=== Exercise description ===
Your task is to output the data exactly as it stands.

=== Supplied material ===
****************

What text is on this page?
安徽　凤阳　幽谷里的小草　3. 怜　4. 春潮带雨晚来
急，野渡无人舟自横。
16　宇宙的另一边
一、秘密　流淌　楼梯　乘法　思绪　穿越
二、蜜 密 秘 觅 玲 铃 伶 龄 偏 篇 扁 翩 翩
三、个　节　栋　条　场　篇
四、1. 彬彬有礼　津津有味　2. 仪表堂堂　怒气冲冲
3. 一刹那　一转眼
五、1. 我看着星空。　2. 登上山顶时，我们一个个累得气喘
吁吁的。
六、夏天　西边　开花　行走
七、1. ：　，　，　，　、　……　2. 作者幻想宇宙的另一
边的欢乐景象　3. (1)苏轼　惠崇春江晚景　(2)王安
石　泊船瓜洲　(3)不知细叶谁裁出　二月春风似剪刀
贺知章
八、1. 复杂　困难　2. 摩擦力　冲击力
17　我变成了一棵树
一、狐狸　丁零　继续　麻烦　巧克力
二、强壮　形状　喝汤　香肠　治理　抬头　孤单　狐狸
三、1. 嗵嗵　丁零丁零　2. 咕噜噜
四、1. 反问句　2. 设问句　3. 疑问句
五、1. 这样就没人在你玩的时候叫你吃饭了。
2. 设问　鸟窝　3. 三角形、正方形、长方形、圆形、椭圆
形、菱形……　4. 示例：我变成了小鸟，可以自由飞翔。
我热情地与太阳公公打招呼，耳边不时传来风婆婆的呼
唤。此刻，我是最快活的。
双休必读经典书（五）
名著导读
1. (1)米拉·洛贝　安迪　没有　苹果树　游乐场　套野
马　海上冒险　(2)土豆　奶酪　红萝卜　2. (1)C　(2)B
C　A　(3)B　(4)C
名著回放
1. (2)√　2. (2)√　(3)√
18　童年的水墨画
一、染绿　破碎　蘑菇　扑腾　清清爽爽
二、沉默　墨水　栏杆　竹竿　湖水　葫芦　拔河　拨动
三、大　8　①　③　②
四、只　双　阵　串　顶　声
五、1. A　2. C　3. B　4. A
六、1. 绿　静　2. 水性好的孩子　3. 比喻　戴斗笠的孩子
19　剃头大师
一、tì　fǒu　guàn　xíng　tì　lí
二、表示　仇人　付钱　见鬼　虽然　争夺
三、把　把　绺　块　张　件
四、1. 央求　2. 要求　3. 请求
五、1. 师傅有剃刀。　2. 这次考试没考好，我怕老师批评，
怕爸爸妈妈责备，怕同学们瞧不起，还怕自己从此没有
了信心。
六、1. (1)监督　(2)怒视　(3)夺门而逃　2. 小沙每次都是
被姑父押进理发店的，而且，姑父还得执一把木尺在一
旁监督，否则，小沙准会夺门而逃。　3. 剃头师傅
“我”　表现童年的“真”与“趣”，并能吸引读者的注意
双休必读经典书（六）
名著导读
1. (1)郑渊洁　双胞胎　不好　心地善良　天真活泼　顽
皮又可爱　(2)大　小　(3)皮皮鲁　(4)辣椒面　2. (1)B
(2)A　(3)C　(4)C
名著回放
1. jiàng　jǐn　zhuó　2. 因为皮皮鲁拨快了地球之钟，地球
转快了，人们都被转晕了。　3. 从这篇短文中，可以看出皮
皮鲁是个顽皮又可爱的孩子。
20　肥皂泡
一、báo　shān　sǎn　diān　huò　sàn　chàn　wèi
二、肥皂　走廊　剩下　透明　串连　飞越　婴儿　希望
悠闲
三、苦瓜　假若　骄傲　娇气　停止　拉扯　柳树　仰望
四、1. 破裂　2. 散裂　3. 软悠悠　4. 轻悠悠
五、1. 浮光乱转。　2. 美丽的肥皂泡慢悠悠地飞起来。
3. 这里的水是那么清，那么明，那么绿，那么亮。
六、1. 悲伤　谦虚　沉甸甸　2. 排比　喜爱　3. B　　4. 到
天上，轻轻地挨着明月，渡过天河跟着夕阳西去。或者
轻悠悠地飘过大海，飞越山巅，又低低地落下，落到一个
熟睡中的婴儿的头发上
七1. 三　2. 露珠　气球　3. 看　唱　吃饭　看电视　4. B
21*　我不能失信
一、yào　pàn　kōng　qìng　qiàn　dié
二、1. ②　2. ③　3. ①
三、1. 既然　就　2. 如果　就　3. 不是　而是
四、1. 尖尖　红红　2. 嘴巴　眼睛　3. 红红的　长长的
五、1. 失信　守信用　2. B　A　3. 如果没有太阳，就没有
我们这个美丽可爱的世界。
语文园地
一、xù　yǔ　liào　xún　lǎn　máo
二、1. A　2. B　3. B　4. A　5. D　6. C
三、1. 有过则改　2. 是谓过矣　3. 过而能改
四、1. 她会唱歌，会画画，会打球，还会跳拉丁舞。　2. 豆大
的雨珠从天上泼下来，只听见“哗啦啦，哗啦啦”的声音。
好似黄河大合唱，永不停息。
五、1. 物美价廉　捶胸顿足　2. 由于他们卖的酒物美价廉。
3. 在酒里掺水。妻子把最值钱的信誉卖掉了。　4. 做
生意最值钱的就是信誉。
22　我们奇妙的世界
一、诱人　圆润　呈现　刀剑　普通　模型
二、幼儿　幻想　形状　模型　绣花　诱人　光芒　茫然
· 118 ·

****************

=== Reply to the task ===
What text is on this page?
安徽　凤阳　幽谷里的小草　3. 怜　4. 春潮带雨晚来
急，野渡无人舟自横。
16　宇宙的另一边
一、秘密　流淌　楼梯　乘法　思绪　穿越
二、蜜 密 秘 觅 玲 铃 伶 龄 偏 篇 扁 翩 翩
三、个　节　栋　条　场　篇
四、1. 彬彬有礼　津津有味　2. 仪表堂堂　怒气冲冲
3. 一刹那　一转眼
五、1. 我看着星空。　2. 登上山顶时，我们一个个累得气喘
吁吁的。
六、夏天　西边　开花　行走
七、1. ：　，　，　，　、　……　2. 作者幻想宇宙的另一
边的欢乐景象　3. (1)苏轼　惠崇春江晚景　(2)王安
石　泊船瓜洲　(3)不知细叶谁裁出　二月春风似剪刀
贺知章
八、1. 复杂　困难　2. 摩擦力　冲击力
17　我变成了一棵树
一、狐狸　丁零　继续　麻烦　巧克力
二、强壮　形状　喝汤　香肠　治理　抬头　孤单　狐狸
三、1. 嗵嗵　丁零丁零　2. 咕噜噜
四、1. 反问句　2. 设问句　3. 疑问句
五、1. 这样就没人在你玩的时候叫你吃饭了。
2. 设问　鸟窝　3. 三角形、正方形、长方形、圆形、椭圆
形、菱形……　4. 示例：我变成了小鸟，可以自由飞翔。
我热情地与太阳公公打招呼，耳边不时传来风婆婆的呼
唤。此刻，我是最快活的。
双休必读经典书（五）
名著导读
1. (1)米拉·洛贝　安迪　没有　苹果树　游乐场　套野
马　海上冒险　(2)土豆　奶酪　红萝卜　2. (1)C　(2)B
C　A　(3)B　(4)C
名著回放
1. (2)√　2. (2)√　(3)√
18　童年的水墨画
一、染绿　破碎　蘑菇　扑腾　清清爽爽
二、沉默　墨水　栏杆　竹竿　湖水　葫芦　拔河　拨动
三、大　8　①　③　②
四、只　双　阵　串　顶　声
五、1. A　2. C　3. B　4. A
六、1. 绿　静　2. 水性好的孩子　3. 比喻　戴斗笠的孩子
19　剃头大师
一、tì　fǒu　guàn　xíng　tì　lí
二、表示　仇人　付钱　见鬼　虽然　争夺
三、把　把　绺　块　张　件
四、1. 央求　2. 要求　3. 请求
五、1. 师傅有剃刀。　2. 这次考试没考好，我怕老师批评，
怕爸爸妈妈责备，怕同学们瞧不起，还怕自己从此没有
了信心。
六、1. (1)监督　(2)怒视　(3)夺门而逃　2. 小沙每次都是
被姑父押进理发店的，而且，姑父还得执一把木尺在一
旁监督，否则，小沙准会夺门而逃。　3. 剃头师傅
“我”　表现童年的“真”与“趣”，并能吸引读者的注意
双休必读经典书（六）
名著导读
1. (1)郑渊洁　双胞胎　不好　心地善良　天真活泼　顽
皮又可爱　(2)大　小　(3)皮皮鲁　(4)辣椒面　2. (1)B
(2)A　(3)C　(4)C
名著回放
1. jiàng　jǐn　zhuó　2. 因为皮皮鲁拨快了地球之钟，地球
转快了，人们都被转晕了。　3. 从这篇短文中，可以看出皮
皮鲁是个顽皮又可爱的孩子。
20　肥皂泡
一、báo　shān　sǎn　diān　huò　sàn　chàn　wèi
二、肥皂　走廊　剩下　透明　串连　飞越　婴儿　希望
悠闲
三、苦瓜　假若　骄傲　娇气　停止　拉扯　柳树　仰望
四、1. 破裂　2. 散裂　3. 软悠悠　4. 轻悠悠
五、1. 浮光乱转。　2. 美丽的肥皂泡慢悠悠地飞起来。
3. 这里的水是那么清，那么明，那么绿，那么亮。
六、1. 悲伤　谦虚　沉甸甸　2. 排比　喜爱　3. B　　4. 到
天上，轻轻地挨着明月，渡过天河跟着夕阳西去。或者
轻悠悠地飘过大海，飞越山巅，又低低地落下，落到一个
熟睡中的婴儿的头发上
七1. 三　2. 露珠　气球　3. 看　唱　吃饭　看电视　4. B
21*　我不能失信
一、yào　pàn　kōng　qìng　qiàn　dié
二、1. ②　2. ③　3. ①
三、1. 既然　就　2. 如果　就　3. 不是　而是
四、1. 尖尖　红红　2. 嘴巴　眼睛　3. 红红的　长长的
五、1. 失信　守信用　2. B　A　3. 如果没有太阳，就没有
我们这个美丽可爱的世界。
语文园地
一、xù　yǔ　liào　xún　lǎn　máo
二、1. A　2. B　3. B　4. A　5. D　6. C
三、1. 有过则改　2. 是谓过矣　3. 过而能改
四、1. 她会唱歌，会画画，会打球，还会跳拉丁舞。　2. 豆大
的雨珠从天上泼下来，只听见“哗啦啦，哗啦啦”的声音。
好似黄河大合唱，永不停息。
五、1. 物美价廉　捶胸顿足　2. 由于他们卖的酒物美价廉。
3. 在酒里掺水。妻子把最值钱的信誉卖掉了。　4. 做
生意最值钱的就是信誉。
22　我们奇妙的世界
一、诱人　圆润　呈现　刀剑　普通　模型
二、幼儿　幻想　形状　模型　绣花　诱人　光芒　茫然
· 118 ·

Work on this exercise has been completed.